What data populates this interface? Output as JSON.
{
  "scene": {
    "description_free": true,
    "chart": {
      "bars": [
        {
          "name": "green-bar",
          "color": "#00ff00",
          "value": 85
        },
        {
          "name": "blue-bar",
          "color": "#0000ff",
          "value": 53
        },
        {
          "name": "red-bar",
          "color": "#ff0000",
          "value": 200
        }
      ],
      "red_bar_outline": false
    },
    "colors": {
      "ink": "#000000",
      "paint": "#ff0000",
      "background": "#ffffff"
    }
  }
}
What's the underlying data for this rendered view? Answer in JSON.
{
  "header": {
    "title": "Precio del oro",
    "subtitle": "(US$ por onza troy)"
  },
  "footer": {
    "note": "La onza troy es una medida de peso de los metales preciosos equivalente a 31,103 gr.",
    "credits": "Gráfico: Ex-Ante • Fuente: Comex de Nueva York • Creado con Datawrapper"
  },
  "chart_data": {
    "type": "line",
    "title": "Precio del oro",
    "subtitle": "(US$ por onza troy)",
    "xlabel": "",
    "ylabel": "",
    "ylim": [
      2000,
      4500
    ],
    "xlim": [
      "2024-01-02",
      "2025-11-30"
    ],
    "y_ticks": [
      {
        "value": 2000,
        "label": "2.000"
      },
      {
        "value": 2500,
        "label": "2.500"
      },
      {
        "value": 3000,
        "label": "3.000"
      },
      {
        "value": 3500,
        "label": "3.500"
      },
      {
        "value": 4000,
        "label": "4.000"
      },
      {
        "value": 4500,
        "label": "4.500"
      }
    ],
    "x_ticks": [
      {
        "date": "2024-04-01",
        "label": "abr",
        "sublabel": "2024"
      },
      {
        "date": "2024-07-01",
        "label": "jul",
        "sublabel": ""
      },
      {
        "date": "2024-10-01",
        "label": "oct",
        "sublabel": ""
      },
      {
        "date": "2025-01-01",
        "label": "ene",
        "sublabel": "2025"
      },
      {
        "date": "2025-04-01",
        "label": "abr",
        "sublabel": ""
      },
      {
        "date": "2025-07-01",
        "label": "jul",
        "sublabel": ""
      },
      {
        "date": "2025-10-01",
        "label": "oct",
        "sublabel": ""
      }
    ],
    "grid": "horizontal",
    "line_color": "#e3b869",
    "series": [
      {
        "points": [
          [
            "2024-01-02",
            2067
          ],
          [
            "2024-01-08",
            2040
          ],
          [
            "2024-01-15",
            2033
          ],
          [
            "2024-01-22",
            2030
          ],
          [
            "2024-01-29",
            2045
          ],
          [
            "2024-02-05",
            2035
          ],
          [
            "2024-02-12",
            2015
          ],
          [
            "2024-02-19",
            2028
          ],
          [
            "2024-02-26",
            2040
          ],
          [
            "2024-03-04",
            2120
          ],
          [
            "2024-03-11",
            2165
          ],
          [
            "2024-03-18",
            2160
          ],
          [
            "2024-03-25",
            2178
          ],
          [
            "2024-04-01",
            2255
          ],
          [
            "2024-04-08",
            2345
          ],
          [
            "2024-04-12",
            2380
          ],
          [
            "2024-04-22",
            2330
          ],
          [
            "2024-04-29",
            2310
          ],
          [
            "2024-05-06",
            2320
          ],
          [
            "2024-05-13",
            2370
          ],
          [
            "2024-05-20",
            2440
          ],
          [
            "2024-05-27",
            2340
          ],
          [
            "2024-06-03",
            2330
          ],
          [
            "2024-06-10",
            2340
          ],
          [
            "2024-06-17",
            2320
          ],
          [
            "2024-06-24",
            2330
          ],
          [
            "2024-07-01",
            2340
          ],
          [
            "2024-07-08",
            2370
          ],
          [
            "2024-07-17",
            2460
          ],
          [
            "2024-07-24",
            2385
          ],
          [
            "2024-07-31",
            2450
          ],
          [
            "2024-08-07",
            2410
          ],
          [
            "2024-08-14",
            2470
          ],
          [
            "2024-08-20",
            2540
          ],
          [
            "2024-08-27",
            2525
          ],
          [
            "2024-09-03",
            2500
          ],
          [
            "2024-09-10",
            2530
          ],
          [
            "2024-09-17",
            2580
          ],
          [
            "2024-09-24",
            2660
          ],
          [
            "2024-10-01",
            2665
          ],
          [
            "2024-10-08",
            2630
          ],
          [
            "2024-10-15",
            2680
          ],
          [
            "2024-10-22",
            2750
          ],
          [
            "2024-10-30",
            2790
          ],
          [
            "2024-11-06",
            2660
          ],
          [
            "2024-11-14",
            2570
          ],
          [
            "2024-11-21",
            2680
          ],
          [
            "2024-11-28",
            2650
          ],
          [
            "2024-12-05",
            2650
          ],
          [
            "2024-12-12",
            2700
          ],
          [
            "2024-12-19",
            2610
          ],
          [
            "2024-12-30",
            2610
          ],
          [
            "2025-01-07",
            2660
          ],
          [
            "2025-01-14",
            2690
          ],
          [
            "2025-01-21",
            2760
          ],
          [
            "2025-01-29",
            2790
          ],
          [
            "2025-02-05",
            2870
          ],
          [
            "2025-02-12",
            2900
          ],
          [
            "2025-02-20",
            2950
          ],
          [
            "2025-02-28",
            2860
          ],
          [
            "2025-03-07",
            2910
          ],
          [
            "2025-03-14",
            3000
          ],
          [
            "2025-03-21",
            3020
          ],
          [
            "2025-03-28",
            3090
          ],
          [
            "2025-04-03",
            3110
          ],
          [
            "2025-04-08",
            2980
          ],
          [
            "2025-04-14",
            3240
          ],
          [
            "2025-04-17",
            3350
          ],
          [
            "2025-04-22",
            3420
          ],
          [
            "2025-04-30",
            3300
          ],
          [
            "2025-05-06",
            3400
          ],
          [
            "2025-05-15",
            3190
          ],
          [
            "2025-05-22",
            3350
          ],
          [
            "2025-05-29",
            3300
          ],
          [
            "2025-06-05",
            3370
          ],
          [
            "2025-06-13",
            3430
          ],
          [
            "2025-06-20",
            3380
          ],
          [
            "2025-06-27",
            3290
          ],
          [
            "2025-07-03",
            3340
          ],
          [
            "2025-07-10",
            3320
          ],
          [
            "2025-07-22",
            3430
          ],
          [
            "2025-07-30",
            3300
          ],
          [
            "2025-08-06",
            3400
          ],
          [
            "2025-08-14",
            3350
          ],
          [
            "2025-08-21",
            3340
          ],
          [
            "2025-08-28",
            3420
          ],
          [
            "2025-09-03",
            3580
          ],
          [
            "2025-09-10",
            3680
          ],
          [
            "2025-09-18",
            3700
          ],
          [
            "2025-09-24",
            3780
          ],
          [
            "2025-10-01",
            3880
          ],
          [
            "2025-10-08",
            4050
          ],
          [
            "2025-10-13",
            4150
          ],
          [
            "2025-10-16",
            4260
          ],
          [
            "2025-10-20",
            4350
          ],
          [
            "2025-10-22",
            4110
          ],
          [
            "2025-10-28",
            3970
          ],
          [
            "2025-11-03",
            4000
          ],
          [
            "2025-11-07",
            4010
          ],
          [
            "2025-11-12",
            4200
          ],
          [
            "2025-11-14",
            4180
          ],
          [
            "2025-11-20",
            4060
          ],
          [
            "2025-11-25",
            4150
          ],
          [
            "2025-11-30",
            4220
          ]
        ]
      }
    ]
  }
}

------------------------------------------------------------------------

__PROBLEM REQUIREMENTS__.
Every record above needs to be repeated word for word.

__ANSWER FOR THE TASK__.
What data populates this interface? Output as JSON.
{
  "scene": {
    "description_free": true,
    "chart": {
      "bars": [
        {
          "name": "green-bar",
          "color": "#00ff00",
          "value": 85
        },
        {
          "name": "blue-bar",
          "color": "#0000ff",
          "value": 53
        },
        {
          "name": "red-bar",
          "color": "#ff0000",
          "value": 200
        }
      ],
      "red_bar_outline": false
    },
    "colors": {
      "ink": "#000000",
      "paint": "#ff0000",
      "background": "#ffffff"
    }
  }
}
What's the underlying data for this rendered view? Answer in JSON.
{
  "header": {
    "title": "Precio del oro",
    "subtitle": "(US$ por onza troy)"
  },
  "footer": {
    "note": "La onza troy es una medida de peso de los metales preciosos equivalente a 31,103 gr.",
    "credits": "Gráfico: Ex-Ante • Fuente: Comex de Nueva York • Creado con Datawrapper"
  },
  "chart_data": {
    "type": "line",
    "title": "Precio del oro",
    "subtitle": "(US$ por onza troy)",
    "xlabel": "",
    "ylabel": "",
    "ylim": [
      2000,
      4500
    ],
    "xlim": [
      "2024-01-02",
      "2025-11-30"
    ],
    "y_ticks": [
      {
        "value": 2000,
        "label": "2.000"
      },
      {
        "value": 2500,
        "label": "2.500"
      },
      {
        "value": 3000,
        "label": "3.000"
      },
      {
        "value": 3500,
        "label": "3.500"
      },
      {
        "value": 4000,
        "label": "4.000"
      },
      {
        "value": 4500,
        "label": "4.500"
      }
    ],
    "x_ticks": [
      {
        "date": "2024-04-01",
        "label": "abr",
        "sublabel": "2024"
      },
      {
        "date": "2024-07-01",
        "label": "jul",
        "sublabel": ""
      },
      {
        "date": "2024-10-01",
        "label": "oct",
        "sublabel": ""
      },
      {
        "date": "2025-01-01",
        "label": "ene",
        "sublabel": "2025"
      },
      {
        "date": "2025-04-01",
        "label": "abr",
        "sublabel": ""
      },
      {
        "date": "2025-07-01",
        "label": "jul",
        "sublabel": ""
      },
      {
        "date": "2025-10-01",
        "label": "oct",
        "sublabel": ""
      }
    ],
    "grid": "horizontal",
    "line_color": "#e3b869",
    "series": [
      {
        "points": [
          [
            "2024-01-02",
            2067
          ],
          [
            "2024-01-08",
            2040
          ],
          [
            "2024-01-15",
            2033
          ],
          [
            "2024-01-22",
            2030
          ],
          [
            "2024-01-29",
            2045
          ],
          [
            "2024-02-05",
            2035
          ],
          [
            "2024-02-12",
            2015
          ],
          [
            "2024-02-19",
            2028
          ],
          [
            "2024-02-26",
            2040
          ],
          [
            "2024-03-04",
            2120
          ],
          [
            "2024-03-11",
            2165
          ],
          [
            "2024-03-18",
            2160
          ],
          [
            "2024-03-25",
            2178
          ],
          [
            "2024-04-01",
            2255
          ],
          [
            "2024-04-08",
            2345
          ],
          [
            "2024-04-12",
            2380
          ],
          [
            "2024-04-22",
            2330
          ],
          [
            "2024-04-29",
            2310
          ],
          [
            "2024-05-06",
            2320
          ],
          [
            "2024-05-13",
            2370
          ],
          [
            "2024-05-20",
            2440
          ],
          [
            "2024-05-27",
            2340
          ],
          [
            "2024-06-03",
            2330
          ],
          [
            "2024-06-10",
            2340
          ],
          [
            "2024-06-17",
            2320
          ],
          [
            "2024-06-24",
            2330
          ],
          [
            "2024-07-01",
            2340
          ],
          [
            "2024-07-08",
            2370
          ],
          [
            "2024-07-17",
            2460
          ],
          [
            "2024-07-24",
            2385
          ],
          [
            "2024-07-31",
            2450
          ],
          [
            "2024-08-07",
            2410
          ],
          [
            "2024-08-14",
            2470
          ],
          [
            "2024-08-20",
            2540
          ],
          [
            "2024-08-27",
            2525
          ],
          [
            "2024-09-03",
            2500
          ],
          [
            "2024-09-10",
            2530
          ],
          [
            "2024-09-17",
            2580
          ],
          [
            "2024-09-24",
            2660
          ],
          [
            "2024-10-01",
            2665
          ],
          [
            "2024-10-08",
            2630
          ],
          [
            "2024-10-15",
            2680
          ],
          [
            "2024-10-22",
            2750
          ],
          [
            "2024-10-30",
            2790
          ],
          [
            "2024-11-06",
            2660
          ],
          [
            "2024-11-14",
            2570
          ],
          [
            "2024-11-21",
            2680
          ],
          [
            "2024-11-28",
            2650
          ],
          [
            "2024-12-05",
            2650
          ],
          [
            "2024-12-12",
            2700
          ],
          [
            "2024-12-19",
            2610
          ],
          [
            "2024-12-30",
            2610
          ],
          [
            "2025-01-07",
            2660
          ],
          [
            "2025-01-14",
            2690
          ],
          [
            "2025-01-21",
            2760
          ],
          [
            "2025-01-29",
            2790
          ],
          [
            "2025-02-05",
            2870
          ],
          [
            "2025-02-12",
            2900
          ],
          [
            "2025-02-20",
            2950
          ],
          [
            "2025-02-28",
            2860
          ],
          [
            "2025-03-07",
            2910
          ],
          [
            "2025-03-14",
            3000
          ],
          [
            "2025-03-21",
            3020
          ],
          [
            "2025-03-28",
            3090
          ],
          [
            "2025-04-03",
            3110
          ],
          [
            "2025-04-08",
            2980
          ],
          [
            "2025-04-14",
            3240
          ],
          [
            "2025-04-17",
            3350
          ],
          [
            "2025-04-22",
            3420
          ],
          [
            "2025-04-30",
            3300
          ],
          [
            "2025-05-06",
            3400
          ],
          [
            "2025-05-15",
            3190
          ],
          [
            "2025-05-22",
            3350
          ],
          [
            "2025-05-29",
            3300
          ],
          [
            "2025-06-05",
            3370
          ],
          [
            "2025-06-13",
            3430
          ],
          [
            "2025-06-20",
            3380
          ],
          [
            "2025-06-27",
            3290
          ],
          [
            "2025-07-03",
            3340
          ],
          [
            "2025-07-10",
            3320
          ],
          [
            "2025-07-22",
            3430
          ],
          [
            "2025-07-30",
            3300
          ],
          [
            "2025-08-06",
            3400
          ],
          [
            "2025-08-14",
            3350
          ],
          [
            "2025-08-21",
            3340
          ],
          [
            "2025-08-28",
            3420
          ],
          [
            "2025-09-03",
            3580
          ],
          [
            "2025-09-10",
            3680
          ],
          [
            "2025-09-18",
            3700
          ],
          [
            "2025-09-24",
            3780
          ],
          [
            "2025-10-01",
            3880
          ],
          [
            "2025-10-08",
            4050
          ],
          [
            "2025-10-13",
            4150
          ],
          [
            "2025-10-16",
            4260
          ],
          [
            "2025-10-20",
            4350
          ],
          [
            "2025-10-22",
            4110
          ],
          [
            "2025-10-28",
            3970
          ],
          [
            "2025-11-03",
            4000
          ],
          [
            "2025-11-07",
            4010
          ],
          [
            "2025-11-12",
            4200
          ],
          [
            "2025-11-14",
            4180
          ],
          [
            "2025-11-20",
            4060
          ],
          [
            "2025-11-25",
            4150
          ],
          [
            "2025-11-30",
            4220
          ]
        ]
      }
    ]
  }
}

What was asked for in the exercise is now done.